=== Goal ===
Below are the records; reproduce all of them exactly but without any images.

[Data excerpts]
== == ==
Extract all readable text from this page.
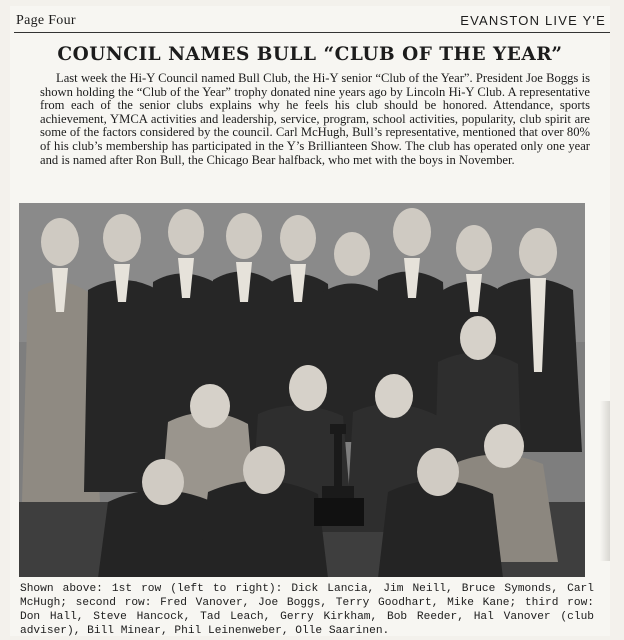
Page Four	EVANSTON LIVE Y'E
COUNCIL NAMES BULL “CLUB OF THE YEAR”

Last week the Hi-Y Council named Bull Club, the Hi-Y senior “Club of the Year”. President Joe Boggs is shown holding the “Club of the Year” trophy donated nine years ago by Lincoln Hi-Y Club. A representative from each of the senior clubs explains why he feels his club should be honored. Attendance, sports achievement, YMCA activities and leadership, service, program, school activities, popularity, club spirit are some of the factors considered by the council. Carl McHugh, Bull’s representative, mentioned that over 80% of his club’s membership has participated in the Y’s Brillianteen Show. The club has operated only one year and is named after Ron Bull, the Chicago Bear halfback, who met with the boys in November.

Shown above: 1st row (left to right): Dick Lancia, Jim Neill, Bruce Symonds, Carl McHugh; second row: Fred Vanover, Joe Boggs, Terry Goodhart, Mike Kane; third row: Don Hall, Steve Hancock, Tad Leach, Gerry Kirkham, Bob Reeder, Hal Vanover (club adviser), Bill Minear, Phil Leinenweber, Olle Saarinen.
== == ==
=== Expected answer ===
Extract all readable text from this page.
Page Four	EVANSTON LIVE Y'E
COUNCIL NAMES BULL “CLUB OF THE YEAR”

Last week the Hi-Y Council named Bull Club, the Hi-Y senior “Club of the Year”. President Joe Boggs is shown holding the “Club of the Year” trophy donated nine years ago by Lincoln Hi-Y Club. A representative from each of the senior clubs explains why he feels his club should be honored. Attendance, sports achievement, YMCA activities and leadership, service, program, school activities, popularity, club spirit are some of the factors considered by the council. Carl McHugh, Bull’s representative, mentioned that over 80% of his club’s membership has participated in the Y’s Brillianteen Show. The club has operated only one year and is named after Ron Bull, the Chicago Bear halfback, who met with the boys in November.

Shown above: 1st row (left to right): Dick Lancia, Jim Neill, Bruce Symonds, Carl McHugh; second row: Fred Vanover, Joe Boggs, Terry Goodhart, Mike Kane; third row: Don Hall, Steve Hancock, Tad Leach, Gerry Kirkham, Bob Reeder, Hal Vanover (club adviser), Bill Minear, Phil Leinenweber, Olle Saarinen.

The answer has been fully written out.